■ **SOURCE MATERIAL**
▼▼▼

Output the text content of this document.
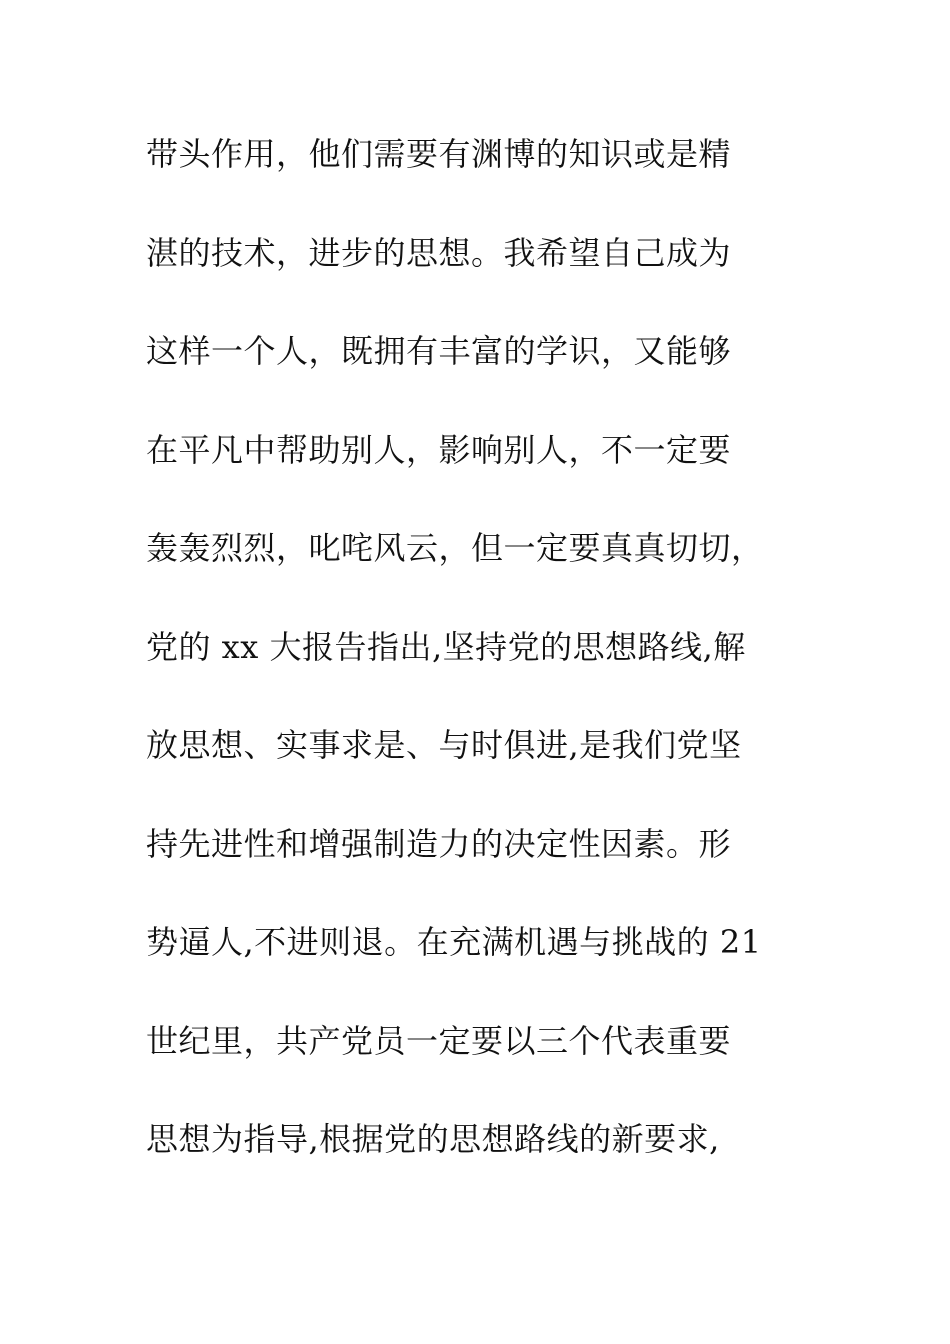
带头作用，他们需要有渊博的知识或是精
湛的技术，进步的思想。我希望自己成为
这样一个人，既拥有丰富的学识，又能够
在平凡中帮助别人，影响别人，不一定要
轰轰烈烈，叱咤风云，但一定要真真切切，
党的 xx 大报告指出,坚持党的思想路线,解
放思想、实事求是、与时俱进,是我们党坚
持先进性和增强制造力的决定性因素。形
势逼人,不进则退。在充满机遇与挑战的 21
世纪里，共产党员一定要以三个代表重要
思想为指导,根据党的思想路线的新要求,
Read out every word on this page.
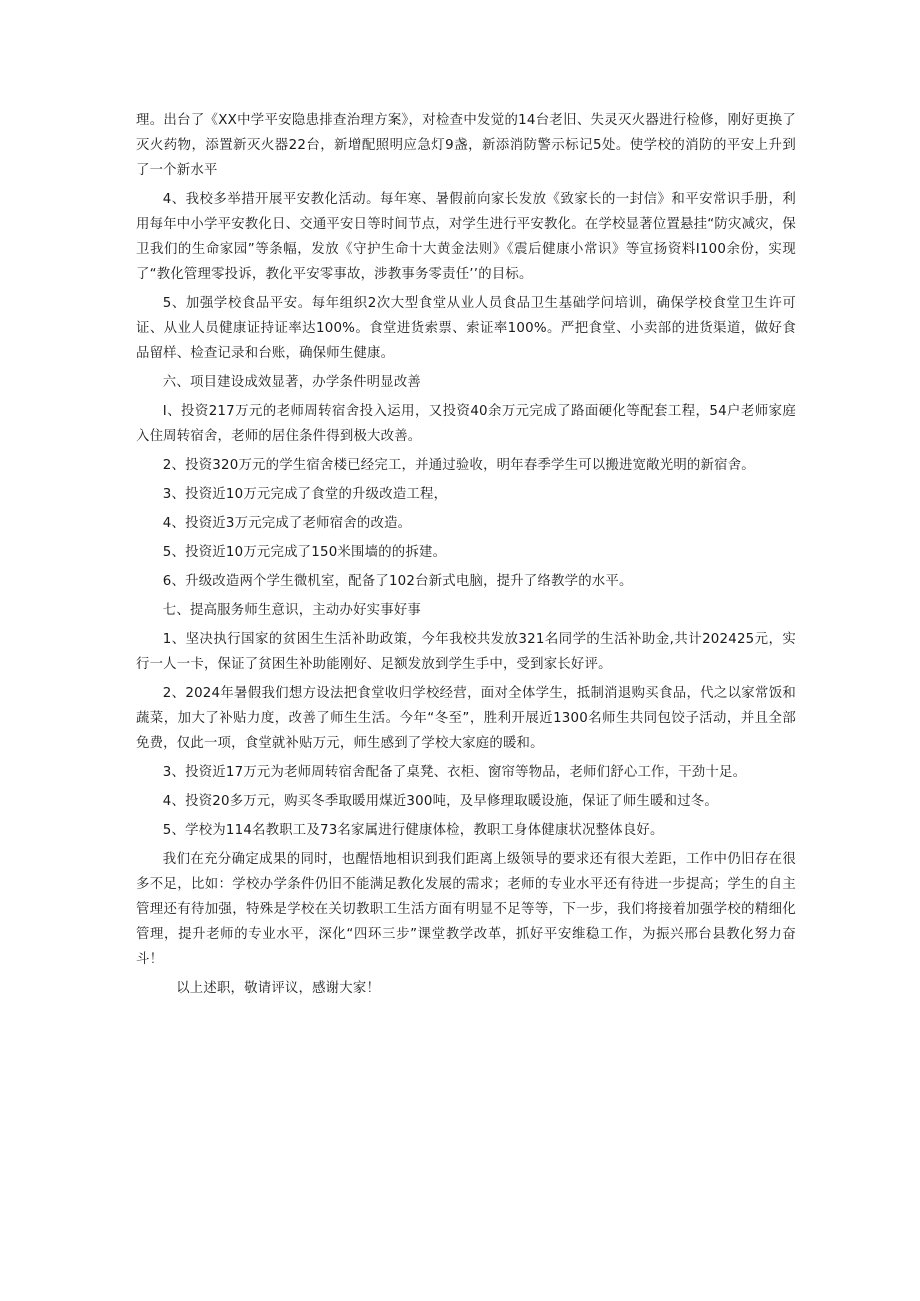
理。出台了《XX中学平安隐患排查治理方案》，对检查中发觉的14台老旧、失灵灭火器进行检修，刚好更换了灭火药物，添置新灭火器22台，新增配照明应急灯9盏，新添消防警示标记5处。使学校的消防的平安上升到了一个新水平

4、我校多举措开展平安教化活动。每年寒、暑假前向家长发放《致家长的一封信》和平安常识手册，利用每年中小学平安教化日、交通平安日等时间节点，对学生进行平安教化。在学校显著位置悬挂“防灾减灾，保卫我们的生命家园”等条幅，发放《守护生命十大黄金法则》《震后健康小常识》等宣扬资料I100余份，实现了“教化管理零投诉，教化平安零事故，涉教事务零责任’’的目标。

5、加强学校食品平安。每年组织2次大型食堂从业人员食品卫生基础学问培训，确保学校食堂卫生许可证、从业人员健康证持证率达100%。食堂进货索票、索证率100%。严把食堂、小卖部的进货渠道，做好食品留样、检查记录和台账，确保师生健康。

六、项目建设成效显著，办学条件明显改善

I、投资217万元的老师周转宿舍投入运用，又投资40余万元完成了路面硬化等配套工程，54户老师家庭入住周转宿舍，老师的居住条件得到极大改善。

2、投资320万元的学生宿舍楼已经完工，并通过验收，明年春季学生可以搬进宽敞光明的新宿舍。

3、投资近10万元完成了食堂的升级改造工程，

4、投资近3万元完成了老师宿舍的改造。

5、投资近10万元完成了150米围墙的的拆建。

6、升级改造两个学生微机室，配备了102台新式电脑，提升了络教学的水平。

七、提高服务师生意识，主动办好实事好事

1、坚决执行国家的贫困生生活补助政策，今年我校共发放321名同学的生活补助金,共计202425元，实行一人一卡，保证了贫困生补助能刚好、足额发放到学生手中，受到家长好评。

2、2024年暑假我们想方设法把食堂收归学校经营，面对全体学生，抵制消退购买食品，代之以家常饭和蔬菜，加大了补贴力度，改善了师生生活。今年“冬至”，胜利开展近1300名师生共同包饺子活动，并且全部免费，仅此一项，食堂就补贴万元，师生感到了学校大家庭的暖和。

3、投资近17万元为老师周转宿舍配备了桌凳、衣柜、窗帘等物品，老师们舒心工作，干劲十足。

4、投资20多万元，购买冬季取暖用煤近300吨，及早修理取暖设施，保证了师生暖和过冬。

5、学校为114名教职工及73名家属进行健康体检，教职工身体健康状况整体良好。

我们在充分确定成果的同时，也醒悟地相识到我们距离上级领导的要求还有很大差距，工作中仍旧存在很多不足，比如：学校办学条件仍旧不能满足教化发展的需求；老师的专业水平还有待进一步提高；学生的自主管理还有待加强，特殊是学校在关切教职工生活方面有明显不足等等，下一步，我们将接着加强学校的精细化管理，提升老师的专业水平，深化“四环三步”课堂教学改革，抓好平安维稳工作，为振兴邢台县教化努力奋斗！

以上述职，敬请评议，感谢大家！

▲▲▲
▼▼▼

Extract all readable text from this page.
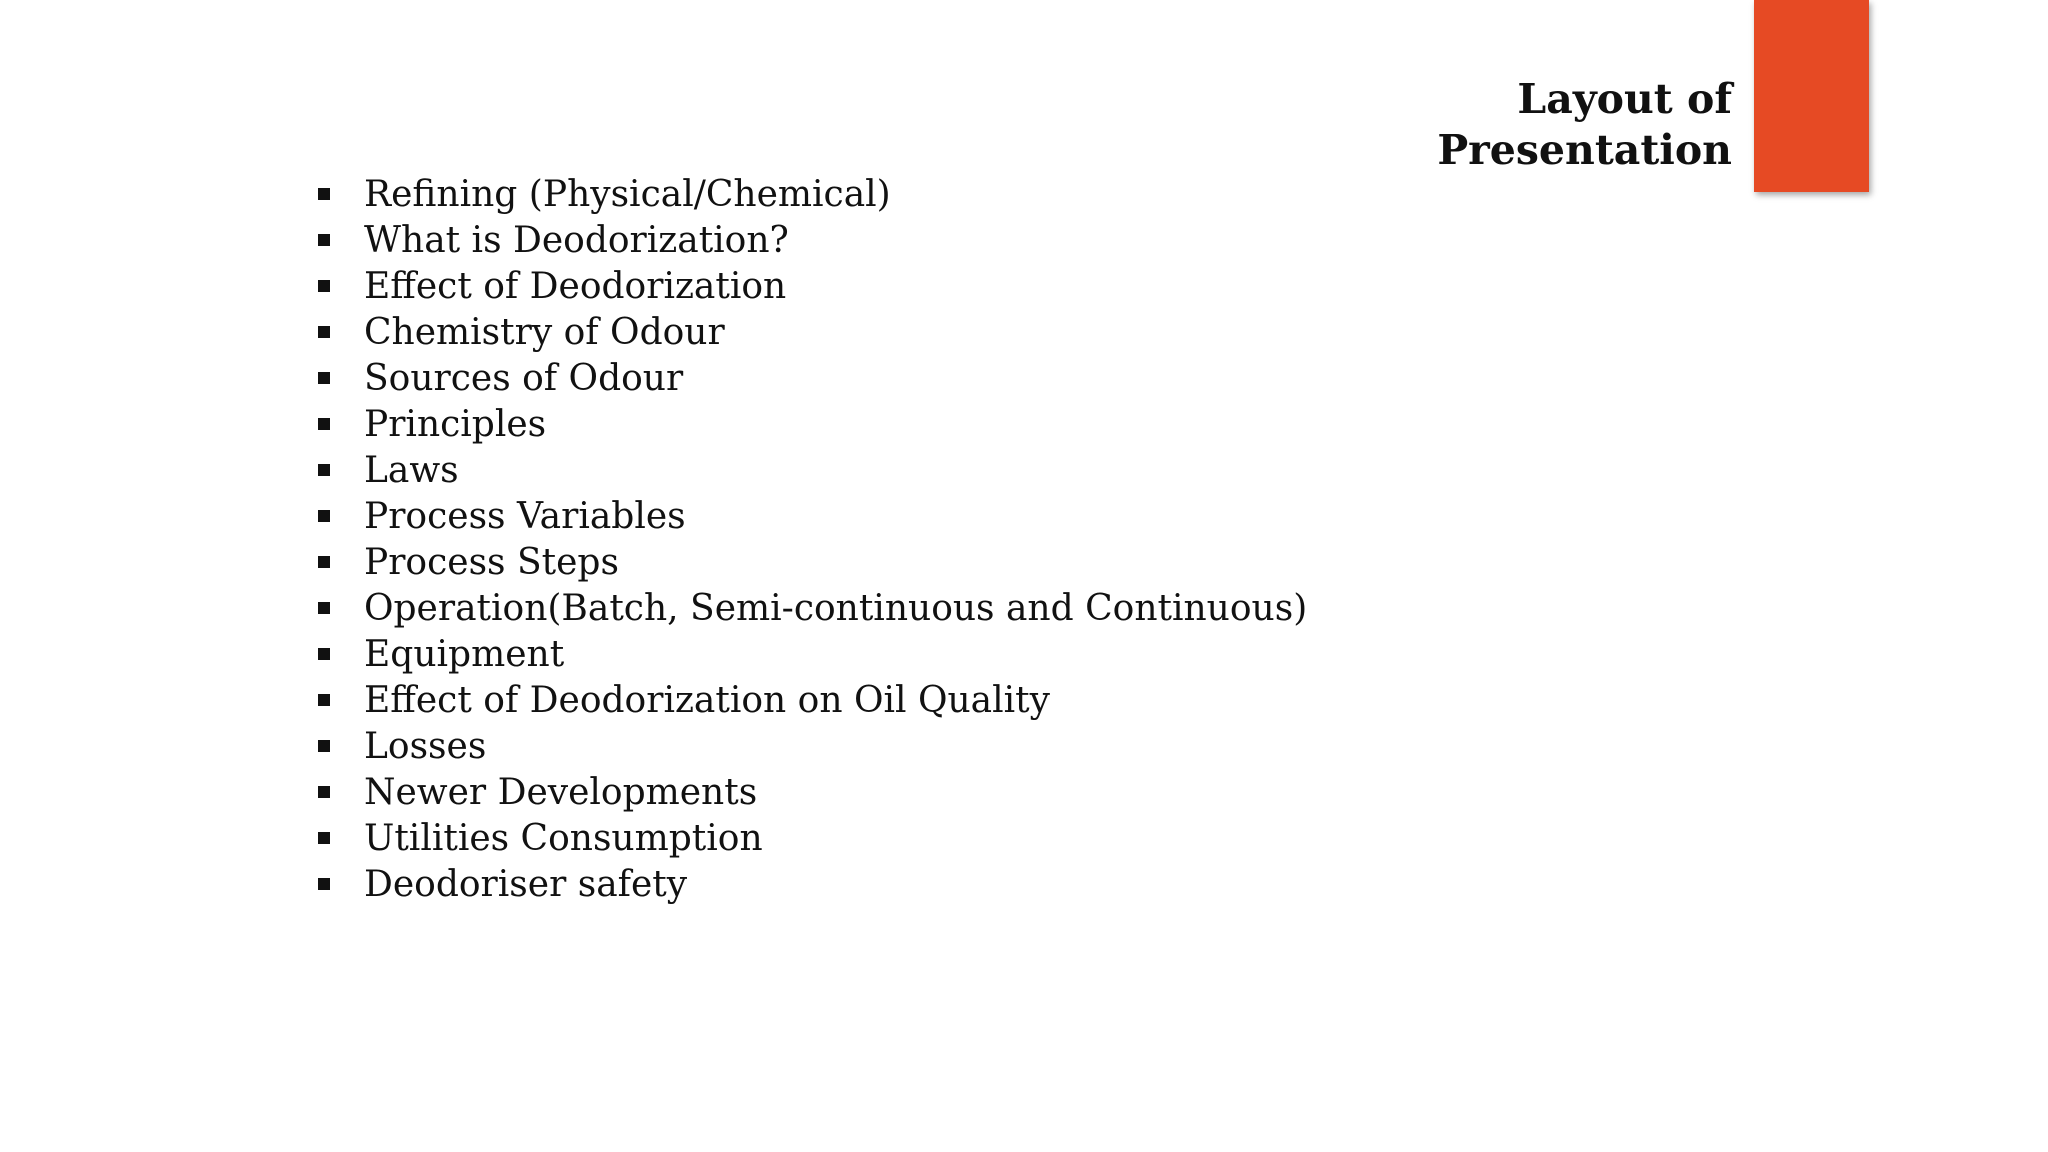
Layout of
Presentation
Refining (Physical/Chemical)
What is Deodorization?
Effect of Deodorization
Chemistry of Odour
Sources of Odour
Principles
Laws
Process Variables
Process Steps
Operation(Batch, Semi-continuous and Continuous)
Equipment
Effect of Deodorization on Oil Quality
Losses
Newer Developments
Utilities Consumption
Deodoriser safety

▲▲▲

■ **WHAT IS NEEDED**
Examine the data above and state how many of its lines contain the word "text", with no further remarks.

■ **THE RESULT**
2